DATASET
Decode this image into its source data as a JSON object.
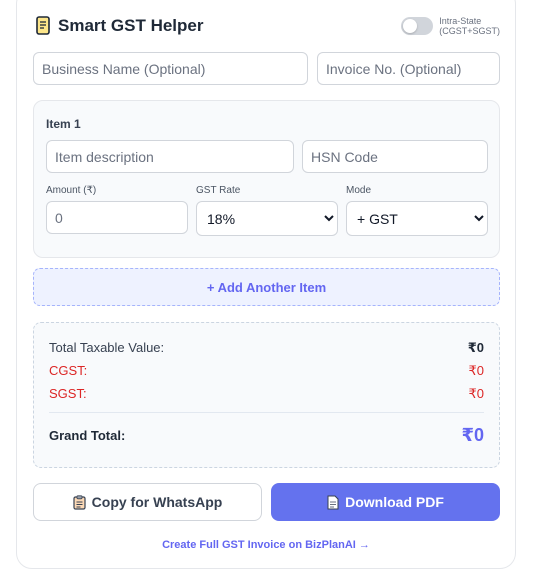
{
  "header": {
    "title": "Smart GST Helper",
    "toggle_label_line1": "Intra-State",
    "toggle_label_line2": "(CGST+SGST)",
    "toggle_on": false
  },
  "business": {
    "business_placeholder": "Business Name (Optional)",
    "invoice_placeholder": "Invoice No. (Optional)"
  },
  "item": {
    "title": "Item 1",
    "description_placeholder": "Item description",
    "hsn_placeholder": "HSN Code",
    "amount_label": "Amount (₹)",
    "amount_placeholder": "0",
    "gst_rate_label": "GST Rate",
    "gst_rate_value": "18%",
    "mode_label": "Mode",
    "mode_value": "+ GST"
  },
  "add_item_label": "+ Add Another Item",
  "totals": {
    "taxable_label": "Total Taxable Value:",
    "taxable_value": "₹0",
    "cgst_label": "CGST:",
    "cgst_value": "₹0",
    "sgst_label": "SGST:",
    "sgst_value": "₹0",
    "grand_label": "Grand Total:",
    "grand_value": "₹0"
  },
  "buttons": {
    "copy_label": "Copy for WhatsApp",
    "pdf_label": "Download PDF"
  },
  "footer_link": "Create Full GST Invoice on BizPlanAI →",
  "colors": {
    "accent": "#6366f1",
    "tax_red": "#dc2626"
  },
  "icons": [
    "scroll-icon",
    "clipboard-icon",
    "document-icon"
  ]
}
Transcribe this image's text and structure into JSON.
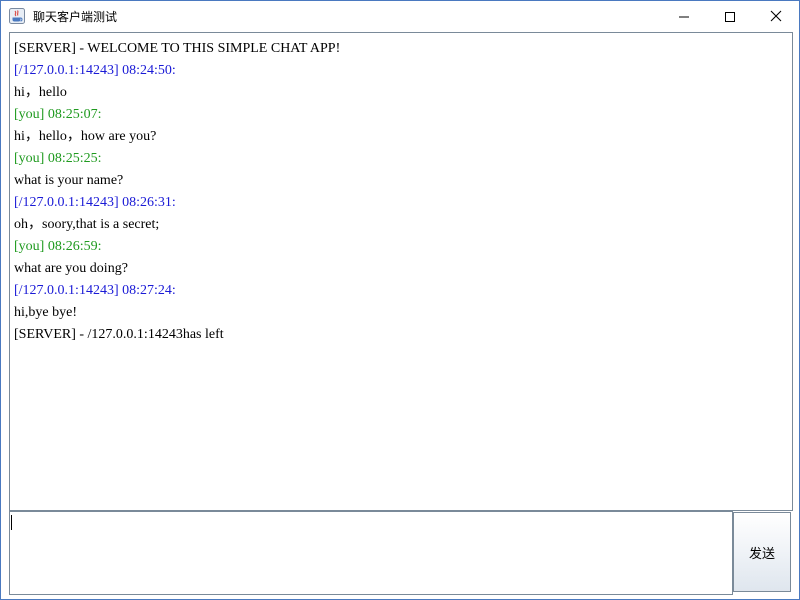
{
  "window": {
    "title": "聊天客户端测试",
    "app_icon": "java-icon",
    "controls": [
      "minimize-icon",
      "maximize-icon",
      "close-icon"
    ]
  },
  "chat": {
    "messages": [
      {
        "kind": "server",
        "text": "[SERVER] - WELCOME TO THIS SIMPLE CHAT APP!"
      },
      {
        "kind": "peer",
        "text": "[/127.0.0.1:14243] 08:24:50:"
      },
      {
        "kind": "text",
        "text": "hi，hello"
      },
      {
        "kind": "you",
        "text": "[you] 08:25:07:"
      },
      {
        "kind": "text",
        "text": "hi，hello，how are you?"
      },
      {
        "kind": "you",
        "text": "[you] 08:25:25:"
      },
      {
        "kind": "text",
        "text": "what is your name?"
      },
      {
        "kind": "peer",
        "text": "[/127.0.0.1:14243] 08:26:31:"
      },
      {
        "kind": "text",
        "text": "oh，soory,that is a secret;"
      },
      {
        "kind": "you",
        "text": "[you] 08:26:59:"
      },
      {
        "kind": "text",
        "text": "what are you doing?"
      },
      {
        "kind": "peer",
        "text": "[/127.0.0.1:14243] 08:27:24:"
      },
      {
        "kind": "text",
        "text": "hi,bye bye!"
      },
      {
        "kind": "server",
        "text": "[SERVER] - /127.0.0.1:14243has left"
      }
    ]
  },
  "input": {
    "value": ""
  },
  "send_button": {
    "label": "发送"
  },
  "colors": {
    "peer": "#1a1ad6",
    "you": "#1f9a1f",
    "server": "#000000",
    "window_border": "#4a79c0"
  }
}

DIRECTIONS
Exactly as written, set down the lines from the line holding "Transcribe this image's" to the last line of the data, both ends included, pictures excluded.

RESPONSE TO THIS EXERCISE
Transcribe this image's text and structure into JSON.
{
  "window": {
    "title": "聊天客户端测试",
    "app_icon": "java-icon",
    "controls": [
      "minimize-icon",
      "maximize-icon",
      "close-icon"
    ]
  },
  "chat": {
    "messages": [
      {
        "kind": "server",
        "text": "[SERVER] - WELCOME TO THIS SIMPLE CHAT APP!"
      },
      {
        "kind": "peer",
        "text": "[/127.0.0.1:14243] 08:24:50:"
      },
      {
        "kind": "text",
        "text": "hi，hello"
      },
      {
        "kind": "you",
        "text": "[you] 08:25:07:"
      },
      {
        "kind": "text",
        "text": "hi，hello，how are you?"
      },
      {
        "kind": "you",
        "text": "[you] 08:25:25:"
      },
      {
        "kind": "text",
        "text": "what is your name?"
      },
      {
        "kind": "peer",
        "text": "[/127.0.0.1:14243] 08:26:31:"
      },
      {
        "kind": "text",
        "text": "oh，soory,that is a secret;"
      },
      {
        "kind": "you",
        "text": "[you] 08:26:59:"
      },
      {
        "kind": "text",
        "text": "what are you doing?"
      },
      {
        "kind": "peer",
        "text": "[/127.0.0.1:14243] 08:27:24:"
      },
      {
        "kind": "text",
        "text": "hi,bye bye!"
      },
      {
        "kind": "server",
        "text": "[SERVER] - /127.0.0.1:14243has left"
      }
    ]
  },
  "input": {
    "value": ""
  },
  "send_button": {
    "label": "发送"
  },
  "colors": {
    "peer": "#1a1ad6",
    "you": "#1f9a1f",
    "server": "#000000",
    "window_border": "#4a79c0"
  }
}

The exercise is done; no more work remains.